### Data to use ###

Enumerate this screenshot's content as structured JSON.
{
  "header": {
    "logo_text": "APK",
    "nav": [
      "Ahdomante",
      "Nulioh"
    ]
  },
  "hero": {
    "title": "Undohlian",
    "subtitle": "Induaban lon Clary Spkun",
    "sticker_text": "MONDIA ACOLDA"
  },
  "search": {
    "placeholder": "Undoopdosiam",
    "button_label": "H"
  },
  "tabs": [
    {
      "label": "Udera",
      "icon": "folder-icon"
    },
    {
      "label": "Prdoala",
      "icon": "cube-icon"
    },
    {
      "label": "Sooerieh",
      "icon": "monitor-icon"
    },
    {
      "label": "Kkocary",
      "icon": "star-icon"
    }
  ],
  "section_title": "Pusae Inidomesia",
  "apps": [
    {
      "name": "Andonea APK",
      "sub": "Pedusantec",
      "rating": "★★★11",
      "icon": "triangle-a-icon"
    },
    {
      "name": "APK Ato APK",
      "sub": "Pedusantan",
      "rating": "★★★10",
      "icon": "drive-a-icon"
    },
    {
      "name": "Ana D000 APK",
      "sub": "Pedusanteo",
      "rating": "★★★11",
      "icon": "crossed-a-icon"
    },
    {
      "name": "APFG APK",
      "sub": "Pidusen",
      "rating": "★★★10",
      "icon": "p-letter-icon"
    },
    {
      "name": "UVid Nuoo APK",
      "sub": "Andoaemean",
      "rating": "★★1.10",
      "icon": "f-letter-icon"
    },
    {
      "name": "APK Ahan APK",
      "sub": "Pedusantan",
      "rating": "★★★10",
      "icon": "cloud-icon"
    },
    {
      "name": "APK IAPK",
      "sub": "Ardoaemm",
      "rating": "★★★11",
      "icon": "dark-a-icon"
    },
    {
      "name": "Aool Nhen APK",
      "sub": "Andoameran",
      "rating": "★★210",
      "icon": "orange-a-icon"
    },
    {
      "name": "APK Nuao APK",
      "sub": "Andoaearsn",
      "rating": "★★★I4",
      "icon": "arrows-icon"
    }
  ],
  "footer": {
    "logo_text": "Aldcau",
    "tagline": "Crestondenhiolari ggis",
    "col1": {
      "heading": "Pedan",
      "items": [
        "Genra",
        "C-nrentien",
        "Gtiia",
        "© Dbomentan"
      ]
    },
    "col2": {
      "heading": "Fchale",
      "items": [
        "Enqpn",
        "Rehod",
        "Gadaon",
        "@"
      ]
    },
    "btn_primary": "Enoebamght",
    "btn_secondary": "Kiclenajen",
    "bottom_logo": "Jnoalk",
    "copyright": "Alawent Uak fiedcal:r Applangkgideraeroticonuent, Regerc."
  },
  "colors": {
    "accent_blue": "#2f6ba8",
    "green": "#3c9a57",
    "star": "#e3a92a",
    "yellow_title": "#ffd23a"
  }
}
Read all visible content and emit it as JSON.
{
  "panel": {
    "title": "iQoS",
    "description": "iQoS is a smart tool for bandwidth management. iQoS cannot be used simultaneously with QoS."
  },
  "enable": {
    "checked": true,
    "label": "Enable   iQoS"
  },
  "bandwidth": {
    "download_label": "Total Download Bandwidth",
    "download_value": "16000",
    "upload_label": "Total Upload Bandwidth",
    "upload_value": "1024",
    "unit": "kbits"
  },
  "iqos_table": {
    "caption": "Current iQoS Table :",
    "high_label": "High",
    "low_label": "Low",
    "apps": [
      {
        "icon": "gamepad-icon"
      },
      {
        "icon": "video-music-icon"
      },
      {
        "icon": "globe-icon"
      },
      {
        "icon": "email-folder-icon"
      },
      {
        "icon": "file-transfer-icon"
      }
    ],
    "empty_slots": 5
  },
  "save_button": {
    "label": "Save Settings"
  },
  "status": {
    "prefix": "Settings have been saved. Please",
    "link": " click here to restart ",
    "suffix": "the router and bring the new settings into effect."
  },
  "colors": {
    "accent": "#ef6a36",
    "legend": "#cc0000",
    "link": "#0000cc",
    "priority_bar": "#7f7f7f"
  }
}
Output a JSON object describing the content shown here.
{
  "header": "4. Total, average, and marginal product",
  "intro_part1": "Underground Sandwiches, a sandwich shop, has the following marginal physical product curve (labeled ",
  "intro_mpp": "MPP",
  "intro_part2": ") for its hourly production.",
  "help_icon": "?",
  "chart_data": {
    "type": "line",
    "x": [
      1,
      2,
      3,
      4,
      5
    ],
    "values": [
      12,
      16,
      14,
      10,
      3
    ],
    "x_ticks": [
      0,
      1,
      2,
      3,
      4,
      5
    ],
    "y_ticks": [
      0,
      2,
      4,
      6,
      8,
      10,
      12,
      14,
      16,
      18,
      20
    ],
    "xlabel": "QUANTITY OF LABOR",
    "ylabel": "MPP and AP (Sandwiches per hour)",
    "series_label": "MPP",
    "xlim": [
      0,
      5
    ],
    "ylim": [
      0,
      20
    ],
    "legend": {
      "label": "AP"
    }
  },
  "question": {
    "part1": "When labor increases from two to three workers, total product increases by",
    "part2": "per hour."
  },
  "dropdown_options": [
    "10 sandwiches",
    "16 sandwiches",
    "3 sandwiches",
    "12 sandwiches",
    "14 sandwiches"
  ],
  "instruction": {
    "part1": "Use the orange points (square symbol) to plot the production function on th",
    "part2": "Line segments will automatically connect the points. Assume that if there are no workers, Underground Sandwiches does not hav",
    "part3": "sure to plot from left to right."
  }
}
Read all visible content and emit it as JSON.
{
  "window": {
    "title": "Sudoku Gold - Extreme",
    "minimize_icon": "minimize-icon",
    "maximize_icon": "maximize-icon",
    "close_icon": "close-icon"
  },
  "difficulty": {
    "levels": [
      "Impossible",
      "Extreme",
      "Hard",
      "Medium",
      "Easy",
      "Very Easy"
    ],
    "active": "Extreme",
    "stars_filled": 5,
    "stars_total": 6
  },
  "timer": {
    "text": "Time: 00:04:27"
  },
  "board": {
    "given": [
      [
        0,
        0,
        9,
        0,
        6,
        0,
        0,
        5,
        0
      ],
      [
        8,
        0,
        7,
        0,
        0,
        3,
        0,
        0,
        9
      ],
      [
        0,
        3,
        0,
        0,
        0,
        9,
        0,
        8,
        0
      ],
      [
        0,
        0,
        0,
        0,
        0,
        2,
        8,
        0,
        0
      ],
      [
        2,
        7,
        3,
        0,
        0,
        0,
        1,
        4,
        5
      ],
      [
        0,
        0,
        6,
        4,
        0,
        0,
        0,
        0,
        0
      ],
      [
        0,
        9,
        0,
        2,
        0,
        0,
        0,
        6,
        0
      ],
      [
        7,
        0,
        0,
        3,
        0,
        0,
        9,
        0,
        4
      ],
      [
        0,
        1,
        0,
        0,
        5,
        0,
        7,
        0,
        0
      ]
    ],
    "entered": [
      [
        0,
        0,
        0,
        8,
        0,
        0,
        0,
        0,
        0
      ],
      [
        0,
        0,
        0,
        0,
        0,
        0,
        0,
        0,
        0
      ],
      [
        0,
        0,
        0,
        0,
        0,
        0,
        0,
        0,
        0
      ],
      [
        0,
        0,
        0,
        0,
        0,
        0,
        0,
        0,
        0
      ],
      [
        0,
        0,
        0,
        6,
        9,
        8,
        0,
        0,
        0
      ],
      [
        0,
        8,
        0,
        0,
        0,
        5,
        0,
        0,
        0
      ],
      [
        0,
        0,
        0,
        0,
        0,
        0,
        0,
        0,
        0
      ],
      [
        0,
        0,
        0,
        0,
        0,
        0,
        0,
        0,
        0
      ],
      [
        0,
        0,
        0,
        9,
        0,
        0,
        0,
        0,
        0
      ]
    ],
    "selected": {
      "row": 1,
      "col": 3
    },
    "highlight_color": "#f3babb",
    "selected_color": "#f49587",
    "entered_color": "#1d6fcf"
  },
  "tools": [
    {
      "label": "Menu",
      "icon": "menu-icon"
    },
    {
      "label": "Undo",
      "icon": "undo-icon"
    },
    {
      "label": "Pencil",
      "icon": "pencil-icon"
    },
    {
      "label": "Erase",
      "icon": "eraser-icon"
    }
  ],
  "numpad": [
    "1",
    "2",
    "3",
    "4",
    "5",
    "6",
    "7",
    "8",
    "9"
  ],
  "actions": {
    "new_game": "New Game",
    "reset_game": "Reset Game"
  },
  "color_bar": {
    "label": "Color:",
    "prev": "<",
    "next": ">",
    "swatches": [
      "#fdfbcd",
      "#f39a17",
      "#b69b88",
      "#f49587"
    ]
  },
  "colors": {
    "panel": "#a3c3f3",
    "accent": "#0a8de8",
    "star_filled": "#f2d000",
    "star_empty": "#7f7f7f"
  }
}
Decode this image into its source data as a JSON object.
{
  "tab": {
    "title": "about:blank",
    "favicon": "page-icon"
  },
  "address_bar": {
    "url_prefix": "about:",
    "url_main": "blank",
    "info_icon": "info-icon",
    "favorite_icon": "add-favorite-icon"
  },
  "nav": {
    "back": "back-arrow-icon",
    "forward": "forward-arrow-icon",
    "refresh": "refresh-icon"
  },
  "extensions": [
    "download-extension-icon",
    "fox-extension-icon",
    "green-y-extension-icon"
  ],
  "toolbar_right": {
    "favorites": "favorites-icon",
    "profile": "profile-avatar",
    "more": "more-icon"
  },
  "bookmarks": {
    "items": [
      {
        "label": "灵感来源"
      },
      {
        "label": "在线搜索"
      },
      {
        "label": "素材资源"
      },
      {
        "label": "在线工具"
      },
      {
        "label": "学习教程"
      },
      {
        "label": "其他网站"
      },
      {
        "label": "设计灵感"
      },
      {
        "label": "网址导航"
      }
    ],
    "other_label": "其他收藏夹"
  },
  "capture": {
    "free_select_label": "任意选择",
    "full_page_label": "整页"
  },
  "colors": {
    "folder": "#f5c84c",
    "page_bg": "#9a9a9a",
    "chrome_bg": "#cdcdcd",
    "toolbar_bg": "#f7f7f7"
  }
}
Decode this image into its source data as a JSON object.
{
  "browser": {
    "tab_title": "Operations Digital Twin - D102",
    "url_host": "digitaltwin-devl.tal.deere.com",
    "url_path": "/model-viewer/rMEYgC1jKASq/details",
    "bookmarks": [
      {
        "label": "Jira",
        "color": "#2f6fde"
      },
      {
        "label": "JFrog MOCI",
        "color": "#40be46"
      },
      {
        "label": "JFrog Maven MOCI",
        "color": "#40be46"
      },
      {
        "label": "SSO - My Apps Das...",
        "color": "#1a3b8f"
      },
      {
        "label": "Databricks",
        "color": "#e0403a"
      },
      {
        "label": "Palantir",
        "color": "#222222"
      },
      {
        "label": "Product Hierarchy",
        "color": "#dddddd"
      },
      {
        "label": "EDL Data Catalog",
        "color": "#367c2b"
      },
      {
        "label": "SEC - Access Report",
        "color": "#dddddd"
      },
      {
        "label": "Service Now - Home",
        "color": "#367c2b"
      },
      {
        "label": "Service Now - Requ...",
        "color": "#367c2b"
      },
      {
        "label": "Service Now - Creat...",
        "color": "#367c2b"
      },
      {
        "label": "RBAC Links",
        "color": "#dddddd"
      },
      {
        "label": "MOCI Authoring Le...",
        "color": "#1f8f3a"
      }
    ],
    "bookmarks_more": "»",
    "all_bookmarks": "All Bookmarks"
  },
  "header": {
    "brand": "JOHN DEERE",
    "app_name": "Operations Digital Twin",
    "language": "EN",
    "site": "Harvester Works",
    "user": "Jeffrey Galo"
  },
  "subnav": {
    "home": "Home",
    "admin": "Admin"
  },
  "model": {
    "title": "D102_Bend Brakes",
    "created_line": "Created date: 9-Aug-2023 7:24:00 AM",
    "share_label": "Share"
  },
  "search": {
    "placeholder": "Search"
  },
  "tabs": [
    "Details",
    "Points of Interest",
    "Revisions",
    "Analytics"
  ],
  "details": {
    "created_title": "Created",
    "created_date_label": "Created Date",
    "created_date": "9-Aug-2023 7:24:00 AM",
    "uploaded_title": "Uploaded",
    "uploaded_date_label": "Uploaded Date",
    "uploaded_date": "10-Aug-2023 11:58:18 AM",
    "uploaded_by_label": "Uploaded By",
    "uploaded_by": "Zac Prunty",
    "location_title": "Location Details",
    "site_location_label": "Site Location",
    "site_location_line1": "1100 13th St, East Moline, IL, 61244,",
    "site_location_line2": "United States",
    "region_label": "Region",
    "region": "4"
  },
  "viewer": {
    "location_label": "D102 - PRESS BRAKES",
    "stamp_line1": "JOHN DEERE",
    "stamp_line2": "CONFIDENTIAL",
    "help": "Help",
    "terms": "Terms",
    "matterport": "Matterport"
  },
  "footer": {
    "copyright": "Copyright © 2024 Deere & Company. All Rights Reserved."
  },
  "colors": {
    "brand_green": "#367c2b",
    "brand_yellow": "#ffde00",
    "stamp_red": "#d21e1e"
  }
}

###

• Given problem:
Collect the lines of the data that carry the word "placeholder".

• The completed task:
    "placeholder": "Undoopdosiam",
    "placeholder": "Search"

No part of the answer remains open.